(Data extracted from a collection)
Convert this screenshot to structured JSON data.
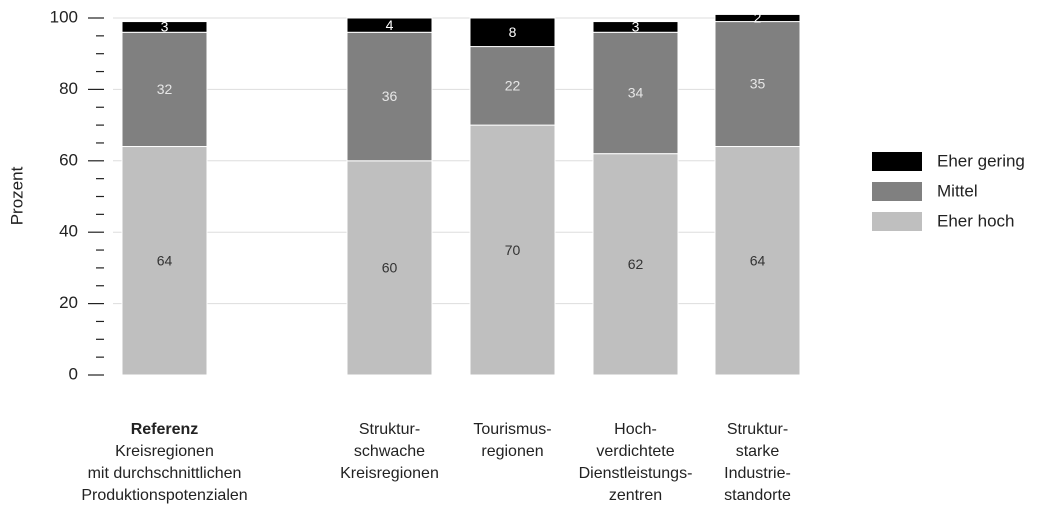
{
  "chart_data": {
    "type": "stacked_bar",
    "ylabel": "Prozent",
    "categories": [
      [
        "Referenz",
        "Kreisregionen",
        "mit durchschnittlichen",
        "Produktionspotenzialen"
      ],
      [
        "Struktur-",
        "schwache",
        "Kreisregionen"
      ],
      [
        "Tourismus-",
        "regionen"
      ],
      [
        "Hoch-",
        "verdichtete",
        "Dienstleistungs-",
        "zentren"
      ],
      [
        "Struktur-",
        "starke",
        "Industrie-",
        "standorte"
      ]
    ],
    "series": [
      {
        "name": "Eher hoch",
        "color": "#bfbfbf",
        "label_color": "#333333",
        "values": [
          64,
          60,
          70,
          62,
          64
        ]
      },
      {
        "name": "Mittel",
        "color": "#808080",
        "label_color": "#e6e6e6",
        "values": [
          32,
          36,
          22,
          34,
          35
        ]
      },
      {
        "name": "Eher gering",
        "color": "#000000",
        "label_color": "#ffffff",
        "values": [
          3,
          4,
          8,
          3,
          2
        ]
      }
    ],
    "ylim": [
      0,
      100
    ],
    "yticks": [
      0,
      20,
      40,
      60,
      80,
      100
    ],
    "yticks_minor": [
      5,
      10,
      15,
      25,
      30,
      35,
      45,
      50,
      55,
      65,
      70,
      75,
      85,
      90,
      95
    ],
    "grid": true,
    "legend": "right"
  }
}
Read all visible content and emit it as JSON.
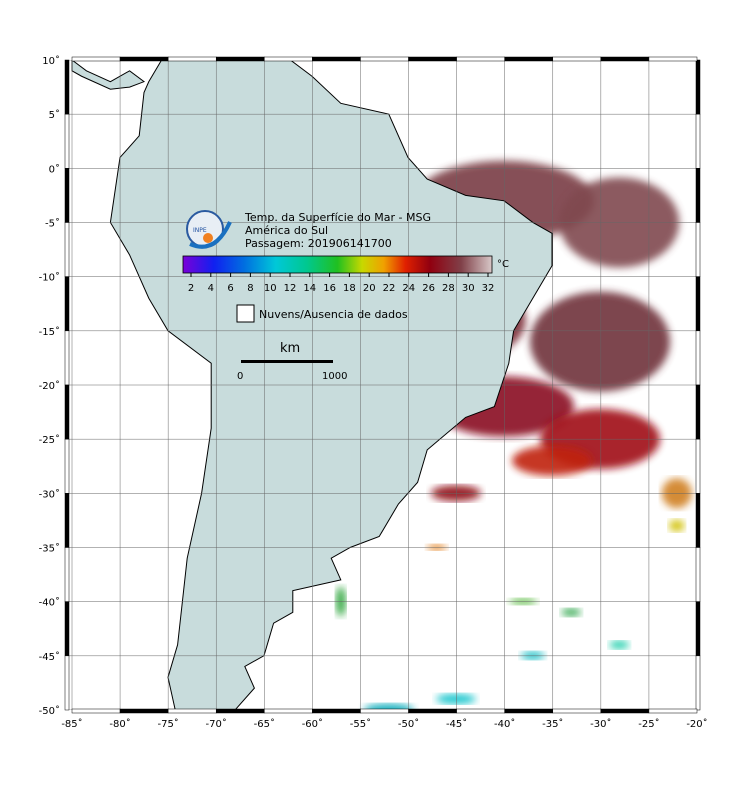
{
  "map": {
    "title": "Temp. da Superfície do Mar - MSG",
    "region": "América do Sul",
    "pass": "Passagem: 201906141700",
    "logo": "INPE",
    "colorbar": {
      "ticks": [
        2,
        4,
        6,
        8,
        10,
        12,
        14,
        16,
        18,
        20,
        22,
        24,
        26,
        28,
        30,
        32
      ],
      "unit": "°C"
    },
    "legend": "Nuvens/Ausencia de dados",
    "scale": {
      "unit": "km",
      "labels": [
        "0",
        "1000"
      ]
    },
    "lat_labels": [
      "10˚",
      "5˚",
      "0˚",
      "-5˚",
      "-10˚",
      "-15˚",
      "-20˚",
      "-25˚",
      "-30˚",
      "-35˚",
      "-40˚",
      "-45˚",
      "-50˚"
    ],
    "lon_labels": [
      "-85˚",
      "-80˚",
      "-75˚",
      "-70˚",
      "-65˚",
      "-60˚",
      "-55˚",
      "-50˚",
      "-45˚",
      "-40˚",
      "-35˚",
      "-30˚",
      "-25˚",
      "-20˚"
    ]
  }
}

_Problem to work on_. State how many lines of the records hold the string "name", and nothing else.

_Task answer_. 3